WORK TO BE COMPLETED
Repeat everything in the material exactly.

● ● ● ●

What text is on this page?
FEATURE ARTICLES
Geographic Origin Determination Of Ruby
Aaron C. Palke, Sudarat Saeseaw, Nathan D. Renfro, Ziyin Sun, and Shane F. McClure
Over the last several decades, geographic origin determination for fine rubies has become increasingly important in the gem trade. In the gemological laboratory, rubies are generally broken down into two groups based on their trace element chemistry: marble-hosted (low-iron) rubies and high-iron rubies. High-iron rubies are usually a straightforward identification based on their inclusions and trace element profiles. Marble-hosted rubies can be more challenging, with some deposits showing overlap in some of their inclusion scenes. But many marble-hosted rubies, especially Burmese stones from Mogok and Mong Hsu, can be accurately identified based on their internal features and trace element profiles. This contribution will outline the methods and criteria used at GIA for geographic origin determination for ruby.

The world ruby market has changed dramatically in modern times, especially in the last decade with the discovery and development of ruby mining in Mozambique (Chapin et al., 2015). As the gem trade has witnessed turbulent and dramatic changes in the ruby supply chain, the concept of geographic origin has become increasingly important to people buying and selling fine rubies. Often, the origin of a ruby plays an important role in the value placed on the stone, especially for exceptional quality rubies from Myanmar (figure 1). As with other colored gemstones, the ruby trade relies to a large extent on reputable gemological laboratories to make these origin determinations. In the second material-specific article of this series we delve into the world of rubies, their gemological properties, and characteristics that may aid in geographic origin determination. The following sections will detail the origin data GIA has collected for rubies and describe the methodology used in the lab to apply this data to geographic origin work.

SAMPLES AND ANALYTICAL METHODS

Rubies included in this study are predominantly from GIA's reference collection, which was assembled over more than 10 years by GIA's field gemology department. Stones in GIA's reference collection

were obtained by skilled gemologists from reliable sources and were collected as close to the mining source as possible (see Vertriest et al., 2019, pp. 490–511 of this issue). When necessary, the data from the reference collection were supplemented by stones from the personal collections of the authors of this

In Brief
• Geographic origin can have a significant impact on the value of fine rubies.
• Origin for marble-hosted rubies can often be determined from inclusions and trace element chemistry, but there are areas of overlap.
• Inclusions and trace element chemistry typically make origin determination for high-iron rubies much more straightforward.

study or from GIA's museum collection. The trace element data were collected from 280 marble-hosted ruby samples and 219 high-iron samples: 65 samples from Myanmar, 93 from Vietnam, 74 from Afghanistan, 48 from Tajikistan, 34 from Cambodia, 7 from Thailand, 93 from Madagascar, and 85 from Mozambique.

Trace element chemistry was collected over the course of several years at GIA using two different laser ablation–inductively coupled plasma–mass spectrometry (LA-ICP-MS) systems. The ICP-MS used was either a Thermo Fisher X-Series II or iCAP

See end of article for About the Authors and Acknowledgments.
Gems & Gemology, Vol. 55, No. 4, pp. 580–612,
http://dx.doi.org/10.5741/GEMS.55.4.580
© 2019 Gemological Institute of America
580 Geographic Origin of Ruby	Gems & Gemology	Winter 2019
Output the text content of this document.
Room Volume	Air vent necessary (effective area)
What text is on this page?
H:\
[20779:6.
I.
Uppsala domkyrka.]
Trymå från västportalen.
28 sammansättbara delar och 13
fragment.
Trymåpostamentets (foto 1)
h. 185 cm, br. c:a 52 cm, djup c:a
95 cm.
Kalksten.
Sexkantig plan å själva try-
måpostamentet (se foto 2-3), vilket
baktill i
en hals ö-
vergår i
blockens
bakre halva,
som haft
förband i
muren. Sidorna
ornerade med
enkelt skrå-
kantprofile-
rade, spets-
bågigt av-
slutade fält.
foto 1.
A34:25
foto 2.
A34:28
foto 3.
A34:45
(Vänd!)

● ● ● ●

THE OUTPUT
What text is on this page?
FEATURE ARTICLES
Geographic Origin Determination Of Ruby
Aaron C. Palke, Sudarat Saeseaw, Nathan D. Renfro, Ziyin Sun, and Shane F. McClure
Over the last several decades, geographic origin determination for fine rubies has become increasingly important in the gem trade. In the gemological laboratory, rubies are generally broken down into two groups based on their trace element chemistry: marble-hosted (low-iron) rubies and high-iron rubies. High-iron rubies are usually a straightforward identification based on their inclusions and trace element profiles. Marble-hosted rubies can be more challenging, with some deposits showing overlap in some of their inclusion scenes. But many marble-hosted rubies, especially Burmese stones from Mogok and Mong Hsu, can be accurately identified based on their internal features and trace element profiles. This contribution will outline the methods and criteria used at GIA for geographic origin determination for ruby.

The world ruby market has changed dramatically in modern times, especially in the last decade with the discovery and development of ruby mining in Mozambique (Chapin et al., 2015). As the gem trade has witnessed turbulent and dramatic changes in the ruby supply chain, the concept of geographic origin has become increasingly important to people buying and selling fine rubies. Often, the origin of a ruby plays an important role in the value placed on the stone, especially for exceptional quality rubies from Myanmar (figure 1). As with other colored gemstones, the ruby trade relies to a large extent on reputable gemological laboratories to make these origin determinations. In the second material-specific article of this series we delve into the world of rubies, their gemological properties, and characteristics that may aid in geographic origin determination. The following sections will detail the origin data GIA has collected for rubies and describe the methodology used in the lab to apply this data to geographic origin work.

SAMPLES AND ANALYTICAL METHODS

Rubies included in this study are predominantly from GIA's reference collection, which was assembled over more than 10 years by GIA's field gemology department. Stones in GIA's reference collection

were obtained by skilled gemologists from reliable sources and were collected as close to the mining source as possible (see Vertriest et al., 2019, pp. 490–511 of this issue). When necessary, the data from the reference collection were supplemented by stones from the personal collections of the authors of this

In Brief
• Geographic origin can have a significant impact on the value of fine rubies.
• Origin for marble-hosted rubies can often be determined from inclusions and trace element chemistry, but there are areas of overlap.
• Inclusions and trace element chemistry typically make origin determination for high-iron rubies much more straightforward.

study or from GIA's museum collection. The trace element data were collected from 280 marble-hosted ruby samples and 219 high-iron samples: 65 samples from Myanmar, 93 from Vietnam, 74 from Afghanistan, 48 from Tajikistan, 34 from Cambodia, 7 from Thailand, 93 from Madagascar, and 85 from Mozambique.

Trace element chemistry was collected over the course of several years at GIA using two different laser ablation–inductively coupled plasma–mass spectrometry (LA-ICP-MS) systems. The ICP-MS used was either a Thermo Fisher X-Series II or iCAP

See end of article for About the Authors and Acknowledgments.
Gems & Gemology, Vol. 55, No. 4, pp. 580–612,
http://dx.doi.org/10.5741/GEMS.55.4.580
© 2019 Gemological Institute of America
580 Geographic Origin of Ruby	Gems & Gemology	Winter 2019
Output the text content of this document.
Room Volume	Air vent necessary (effective area)
What text is on this page?
H:\
[20779:6.
I.
Uppsala domkyrka.]
Trymå från västportalen.
28 sammansättbara delar och 13
fragment.
Trymåpostamentets (foto 1)
h. 185 cm, br. c:a 52 cm, djup c:a
95 cm.
Kalksten.
Sexkantig plan å själva try-
måpostamentet (se foto 2-3), vilket
baktill i
en hals ö-
vergår i
blockens
bakre halva,
som haft
förband i
muren. Sidorna
ornerade med
enkelt skrå-
kantprofile-
rade, spets-
bågigt av-
slutade fält.
foto 1.
A34:25
foto 2.
A34:28
foto 3.
A34:45
(Vänd!)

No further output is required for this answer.